WHAT THIS TASK INVOLVES: Each line that follows is to be retyped exactly.

◆ ◆ ◆ ◆ ◆

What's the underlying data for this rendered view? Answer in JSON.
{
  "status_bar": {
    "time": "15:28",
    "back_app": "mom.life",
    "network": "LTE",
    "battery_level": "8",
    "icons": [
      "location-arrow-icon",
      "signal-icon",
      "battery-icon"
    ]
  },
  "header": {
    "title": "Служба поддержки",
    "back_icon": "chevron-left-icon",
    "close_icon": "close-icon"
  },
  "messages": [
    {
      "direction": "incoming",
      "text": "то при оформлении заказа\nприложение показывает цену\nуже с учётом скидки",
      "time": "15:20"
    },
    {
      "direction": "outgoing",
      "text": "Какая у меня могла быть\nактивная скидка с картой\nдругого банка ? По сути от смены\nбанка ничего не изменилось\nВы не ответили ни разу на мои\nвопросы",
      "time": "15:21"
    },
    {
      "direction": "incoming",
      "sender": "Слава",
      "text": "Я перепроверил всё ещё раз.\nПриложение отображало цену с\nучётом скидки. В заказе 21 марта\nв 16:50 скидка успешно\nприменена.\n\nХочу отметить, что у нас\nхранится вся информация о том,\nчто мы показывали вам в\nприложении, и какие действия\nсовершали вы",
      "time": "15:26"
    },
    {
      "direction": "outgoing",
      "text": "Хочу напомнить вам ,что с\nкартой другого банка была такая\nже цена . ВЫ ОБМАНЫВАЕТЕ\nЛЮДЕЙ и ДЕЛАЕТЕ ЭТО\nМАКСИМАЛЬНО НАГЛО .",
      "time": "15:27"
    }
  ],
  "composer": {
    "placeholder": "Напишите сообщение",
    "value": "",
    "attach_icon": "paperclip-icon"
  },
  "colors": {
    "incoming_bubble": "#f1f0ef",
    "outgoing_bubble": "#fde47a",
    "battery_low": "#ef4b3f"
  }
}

◆ ◆ ◆ ◆ ◆

EXPECTED OUTPUT:
What's the underlying data for this rendered view? Answer in JSON.
{
  "status_bar": {
    "time": "15:28",
    "back_app": "mom.life",
    "network": "LTE",
    "battery_level": "8",
    "icons": [
      "location-arrow-icon",
      "signal-icon",
      "battery-icon"
    ]
  },
  "header": {
    "title": "Служба поддержки",
    "back_icon": "chevron-left-icon",
    "close_icon": "close-icon"
  },
  "messages": [
    {
      "direction": "incoming",
      "text": "то при оформлении заказа\nприложение показывает цену\nуже с учётом скидки",
      "time": "15:20"
    },
    {
      "direction": "outgoing",
      "text": "Какая у меня могла быть\nактивная скидка с картой\nдругого банка ? По сути от смены\nбанка ничего не изменилось\nВы не ответили ни разу на мои\nвопросы",
      "time": "15:21"
    },
    {
      "direction": "incoming",
      "sender": "Слава",
      "text": "Я перепроверил всё ещё раз.\nПриложение отображало цену с\nучётом скидки. В заказе 21 марта\nв 16:50 скидка успешно\nприменена.\n\nХочу отметить, что у нас\nхранится вся информация о том,\nчто мы показывали вам в\nприложении, и какие действия\nсовершали вы",
      "time": "15:26"
    },
    {
      "direction": "outgoing",
      "text": "Хочу напомнить вам ,что с\nкартой другого банка была такая\nже цена . ВЫ ОБМАНЫВАЕТЕ\nЛЮДЕЙ и ДЕЛАЕТЕ ЭТО\nМАКСИМАЛЬНО НАГЛО .",
      "time": "15:27"
    }
  ],
  "composer": {
    "placeholder": "Напишите сообщение",
    "value": "",
    "attach_icon": "paperclip-icon"
  },
  "colors": {
    "incoming_bubble": "#f1f0ef",
    "outgoing_bubble": "#fde47a",
    "battery_low": "#ef4b3f"
  }
}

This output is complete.